# INSTRUCTIONS FOR THE TASK
Write out the records below once more, exactly as they stand.

[BEGIN EXTRACTED RECORDS]

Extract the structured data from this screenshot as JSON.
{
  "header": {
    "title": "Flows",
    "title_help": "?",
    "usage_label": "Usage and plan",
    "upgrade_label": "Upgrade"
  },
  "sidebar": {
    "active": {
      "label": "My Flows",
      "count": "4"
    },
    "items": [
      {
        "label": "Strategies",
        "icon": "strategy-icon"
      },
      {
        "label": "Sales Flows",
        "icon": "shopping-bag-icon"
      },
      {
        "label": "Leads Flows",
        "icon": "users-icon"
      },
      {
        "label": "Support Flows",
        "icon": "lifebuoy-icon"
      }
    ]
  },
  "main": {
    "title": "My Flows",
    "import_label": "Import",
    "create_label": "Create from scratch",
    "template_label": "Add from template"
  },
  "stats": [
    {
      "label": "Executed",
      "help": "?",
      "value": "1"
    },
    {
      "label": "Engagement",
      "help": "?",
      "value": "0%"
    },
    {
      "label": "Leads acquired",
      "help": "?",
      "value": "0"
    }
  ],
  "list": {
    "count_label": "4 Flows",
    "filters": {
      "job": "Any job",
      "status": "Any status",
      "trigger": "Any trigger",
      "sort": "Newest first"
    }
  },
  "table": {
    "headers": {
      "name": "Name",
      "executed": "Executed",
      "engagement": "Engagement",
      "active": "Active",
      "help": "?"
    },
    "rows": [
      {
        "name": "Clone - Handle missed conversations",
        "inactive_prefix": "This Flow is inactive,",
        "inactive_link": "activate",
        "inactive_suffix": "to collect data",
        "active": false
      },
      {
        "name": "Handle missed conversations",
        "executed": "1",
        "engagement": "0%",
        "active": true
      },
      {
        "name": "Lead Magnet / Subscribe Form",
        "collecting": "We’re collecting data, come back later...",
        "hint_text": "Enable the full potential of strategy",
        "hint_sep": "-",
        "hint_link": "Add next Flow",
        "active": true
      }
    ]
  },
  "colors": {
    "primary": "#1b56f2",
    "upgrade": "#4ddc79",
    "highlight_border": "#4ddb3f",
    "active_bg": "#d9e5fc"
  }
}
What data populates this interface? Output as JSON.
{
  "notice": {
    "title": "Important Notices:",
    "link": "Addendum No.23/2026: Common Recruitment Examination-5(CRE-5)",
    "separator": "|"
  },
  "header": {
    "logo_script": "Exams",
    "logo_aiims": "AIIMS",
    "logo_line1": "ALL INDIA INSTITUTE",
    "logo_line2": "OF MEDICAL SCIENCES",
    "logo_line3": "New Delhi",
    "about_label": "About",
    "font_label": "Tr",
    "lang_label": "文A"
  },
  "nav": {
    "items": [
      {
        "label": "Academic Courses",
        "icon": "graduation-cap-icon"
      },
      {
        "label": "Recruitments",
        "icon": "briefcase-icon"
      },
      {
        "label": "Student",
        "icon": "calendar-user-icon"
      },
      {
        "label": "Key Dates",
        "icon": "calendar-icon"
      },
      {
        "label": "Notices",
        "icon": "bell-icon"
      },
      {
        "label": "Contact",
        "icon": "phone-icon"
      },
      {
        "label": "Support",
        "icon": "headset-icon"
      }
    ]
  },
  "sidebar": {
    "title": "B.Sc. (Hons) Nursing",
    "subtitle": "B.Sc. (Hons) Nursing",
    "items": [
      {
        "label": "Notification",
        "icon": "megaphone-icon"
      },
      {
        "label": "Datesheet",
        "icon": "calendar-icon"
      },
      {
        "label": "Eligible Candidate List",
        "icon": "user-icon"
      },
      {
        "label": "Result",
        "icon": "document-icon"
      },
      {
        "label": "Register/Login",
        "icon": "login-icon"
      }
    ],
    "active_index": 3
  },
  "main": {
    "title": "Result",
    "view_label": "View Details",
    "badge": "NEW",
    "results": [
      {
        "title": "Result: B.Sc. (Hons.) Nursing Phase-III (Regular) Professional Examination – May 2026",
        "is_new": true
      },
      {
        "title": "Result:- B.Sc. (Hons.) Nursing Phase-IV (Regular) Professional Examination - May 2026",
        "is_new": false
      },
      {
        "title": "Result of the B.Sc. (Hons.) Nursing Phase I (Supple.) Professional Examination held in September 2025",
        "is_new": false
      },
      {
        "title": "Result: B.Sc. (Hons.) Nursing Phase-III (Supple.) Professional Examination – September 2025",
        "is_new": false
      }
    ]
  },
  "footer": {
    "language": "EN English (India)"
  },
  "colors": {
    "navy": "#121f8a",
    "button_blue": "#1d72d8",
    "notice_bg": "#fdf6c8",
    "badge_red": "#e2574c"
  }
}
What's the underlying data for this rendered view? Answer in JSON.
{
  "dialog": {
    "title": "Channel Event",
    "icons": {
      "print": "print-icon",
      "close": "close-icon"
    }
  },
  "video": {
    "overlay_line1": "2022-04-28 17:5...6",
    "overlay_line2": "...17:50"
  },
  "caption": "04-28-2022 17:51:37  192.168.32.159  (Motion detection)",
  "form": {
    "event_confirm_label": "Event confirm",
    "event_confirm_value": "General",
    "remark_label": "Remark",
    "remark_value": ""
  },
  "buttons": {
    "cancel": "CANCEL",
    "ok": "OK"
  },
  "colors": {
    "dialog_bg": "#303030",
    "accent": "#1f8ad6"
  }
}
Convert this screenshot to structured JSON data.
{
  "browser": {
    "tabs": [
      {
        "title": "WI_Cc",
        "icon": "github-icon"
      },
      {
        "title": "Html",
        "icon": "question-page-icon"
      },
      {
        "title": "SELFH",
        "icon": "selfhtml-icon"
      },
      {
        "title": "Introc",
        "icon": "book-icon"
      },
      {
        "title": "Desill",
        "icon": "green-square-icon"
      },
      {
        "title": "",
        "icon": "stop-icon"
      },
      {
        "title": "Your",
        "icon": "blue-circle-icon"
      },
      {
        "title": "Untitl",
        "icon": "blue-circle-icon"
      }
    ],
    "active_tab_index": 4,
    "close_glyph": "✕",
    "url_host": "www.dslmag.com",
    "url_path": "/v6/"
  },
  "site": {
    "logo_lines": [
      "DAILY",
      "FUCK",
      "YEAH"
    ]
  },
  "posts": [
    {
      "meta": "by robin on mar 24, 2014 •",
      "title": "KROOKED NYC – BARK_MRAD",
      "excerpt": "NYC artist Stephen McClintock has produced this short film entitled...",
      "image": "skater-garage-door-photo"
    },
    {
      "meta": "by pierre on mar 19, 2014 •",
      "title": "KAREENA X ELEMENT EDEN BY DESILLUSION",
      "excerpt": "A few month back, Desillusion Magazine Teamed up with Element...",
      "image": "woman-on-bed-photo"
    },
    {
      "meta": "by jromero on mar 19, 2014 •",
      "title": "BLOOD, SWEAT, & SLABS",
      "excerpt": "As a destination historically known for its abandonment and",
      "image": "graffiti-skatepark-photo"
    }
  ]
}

[END EXTRACTED RECORDS]

# ANSWER TO THIS EXERCISE
Extract the structured data from this screenshot as JSON.
{
  "header": {
    "title": "Flows",
    "title_help": "?",
    "usage_label": "Usage and plan",
    "upgrade_label": "Upgrade"
  },
  "sidebar": {
    "active": {
      "label": "My Flows",
      "count": "4"
    },
    "items": [
      {
        "label": "Strategies",
        "icon": "strategy-icon"
      },
      {
        "label": "Sales Flows",
        "icon": "shopping-bag-icon"
      },
      {
        "label": "Leads Flows",
        "icon": "users-icon"
      },
      {
        "label": "Support Flows",
        "icon": "lifebuoy-icon"
      }
    ]
  },
  "main": {
    "title": "My Flows",
    "import_label": "Import",
    "create_label": "Create from scratch",
    "template_label": "Add from template"
  },
  "stats": [
    {
      "label": "Executed",
      "help": "?",
      "value": "1"
    },
    {
      "label": "Engagement",
      "help": "?",
      "value": "0%"
    },
    {
      "label": "Leads acquired",
      "help": "?",
      "value": "0"
    }
  ],
  "list": {
    "count_label": "4 Flows",
    "filters": {
      "job": "Any job",
      "status": "Any status",
      "trigger": "Any trigger",
      "sort": "Newest first"
    }
  },
  "table": {
    "headers": {
      "name": "Name",
      "executed": "Executed",
      "engagement": "Engagement",
      "active": "Active",
      "help": "?"
    },
    "rows": [
      {
        "name": "Clone - Handle missed conversations",
        "inactive_prefix": "This Flow is inactive,",
        "inactive_link": "activate",
        "inactive_suffix": "to collect data",
        "active": false
      },
      {
        "name": "Handle missed conversations",
        "executed": "1",
        "engagement": "0%",
        "active": true
      },
      {
        "name": "Lead Magnet / Subscribe Form",
        "collecting": "We’re collecting data, come back later...",
        "hint_text": "Enable the full potential of strategy",
        "hint_sep": "-",
        "hint_link": "Add next Flow",
        "active": true
      }
    ]
  },
  "colors": {
    "primary": "#1b56f2",
    "upgrade": "#4ddc79",
    "highlight_border": "#4ddb3f",
    "active_bg": "#d9e5fc"
  }
}
What data populates this interface? Output as JSON.
{
  "notice": {
    "title": "Important Notices:",
    "link": "Addendum No.23/2026: Common Recruitment Examination-5(CRE-5)",
    "separator": "|"
  },
  "header": {
    "logo_script": "Exams",
    "logo_aiims": "AIIMS",
    "logo_line1": "ALL INDIA INSTITUTE",
    "logo_line2": "OF MEDICAL SCIENCES",
    "logo_line3": "New Delhi",
    "about_label": "About",
    "font_label": "Tr",
    "lang_label": "文A"
  },
  "nav": {
    "items": [
      {
        "label": "Academic Courses",
        "icon": "graduation-cap-icon"
      },
      {
        "label": "Recruitments",
        "icon": "briefcase-icon"
      },
      {
        "label": "Student",
        "icon": "calendar-user-icon"
      },
      {
        "label": "Key Dates",
        "icon": "calendar-icon"
      },
      {
        "label": "Notices",
        "icon": "bell-icon"
      },
      {
        "label": "Contact",
        "icon": "phone-icon"
      },
      {
        "label": "Support",
        "icon": "headset-icon"
      }
    ]
  },
  "sidebar": {
    "title": "B.Sc. (Hons) Nursing",
    "subtitle": "B.Sc. (Hons) Nursing",
    "items": [
      {
        "label": "Notification",
        "icon": "megaphone-icon"
      },
      {
        "label": "Datesheet",
        "icon": "calendar-icon"
      },
      {
        "label": "Eligible Candidate List",
        "icon": "user-icon"
      },
      {
        "label": "Result",
        "icon": "document-icon"
      },
      {
        "label": "Register/Login",
        "icon": "login-icon"
      }
    ],
    "active_index": 3
  },
  "main": {
    "title": "Result",
    "view_label": "View Details",
    "badge": "NEW",
    "results": [
      {
        "title": "Result: B.Sc. (Hons.) Nursing Phase-III (Regular) Professional Examination – May 2026",
        "is_new": true
      },
      {
        "title": "Result:- B.Sc. (Hons.) Nursing Phase-IV (Regular) Professional Examination - May 2026",
        "is_new": false
      },
      {
        "title": "Result of the B.Sc. (Hons.) Nursing Phase I (Supple.) Professional Examination held in September 2025",
        "is_new": false
      },
      {
        "title": "Result: B.Sc. (Hons.) Nursing Phase-III (Supple.) Professional Examination – September 2025",
        "is_new": false
      }
    ]
  },
  "footer": {
    "language": "EN English (India)"
  },
  "colors": {
    "navy": "#121f8a",
    "button_blue": "#1d72d8",
    "notice_bg": "#fdf6c8",
    "badge_red": "#e2574c"
  }
}
What's the underlying data for this rendered view? Answer in JSON.
{
  "dialog": {
    "title": "Channel Event",
    "icons": {
      "print": "print-icon",
      "close": "close-icon"
    }
  },
  "video": {
    "overlay_line1": "2022-04-28 17:5...6",
    "overlay_line2": "...17:50"
  },
  "caption": "04-28-2022 17:51:37  192.168.32.159  (Motion detection)",
  "form": {
    "event_confirm_label": "Event confirm",
    "event_confirm_value": "General",
    "remark_label": "Remark",
    "remark_value": ""
  },
  "buttons": {
    "cancel": "CANCEL",
    "ok": "OK"
  },
  "colors": {
    "dialog_bg": "#303030",
    "accent": "#1f8ad6"
  }
}
Convert this screenshot to structured JSON data.
{
  "browser": {
    "tabs": [
      {
        "title": "WI_Cc",
        "icon": "github-icon"
      },
      {
        "title": "Html",
        "icon": "question-page-icon"
      },
      {
        "title": "SELFH",
        "icon": "selfhtml-icon"
      },
      {
        "title": "Introc",
        "icon": "book-icon"
      },
      {
        "title": "Desill",
        "icon": "green-square-icon"
      },
      {
        "title": "",
        "icon": "stop-icon"
      },
      {
        "title": "Your",
        "icon": "blue-circle-icon"
      },
      {
        "title": "Untitl",
        "icon": "blue-circle-icon"
      }
    ],
    "active_tab_index": 4,
    "close_glyph": "✕",
    "url_host": "www.dslmag.com",
    "url_path": "/v6/"
  },
  "site": {
    "logo_lines": [
      "DAILY",
      "FUCK",
      "YEAH"
    ]
  },
  "posts": [
    {
      "meta": "by robin on mar 24, 2014 •",
      "title": "KROOKED NYC – BARK_MRAD",
      "excerpt": "NYC artist Stephen McClintock has produced this short film entitled...",
      "image": "skater-garage-door-photo"
    },
    {
      "meta": "by pierre on mar 19, 2014 •",
      "title": "KAREENA X ELEMENT EDEN BY DESILLUSION",
      "excerpt": "A few month back, Desillusion Magazine Teamed up with Element...",
      "image": "woman-on-bed-photo"
    },
    {
      "meta": "by jromero on mar 19, 2014 •",
      "title": "BLOOD, SWEAT, & SLABS",
      "excerpt": "As a destination historically known for its abandonment and",
      "image": "graffiti-skatepark-photo"
    }
  ]
}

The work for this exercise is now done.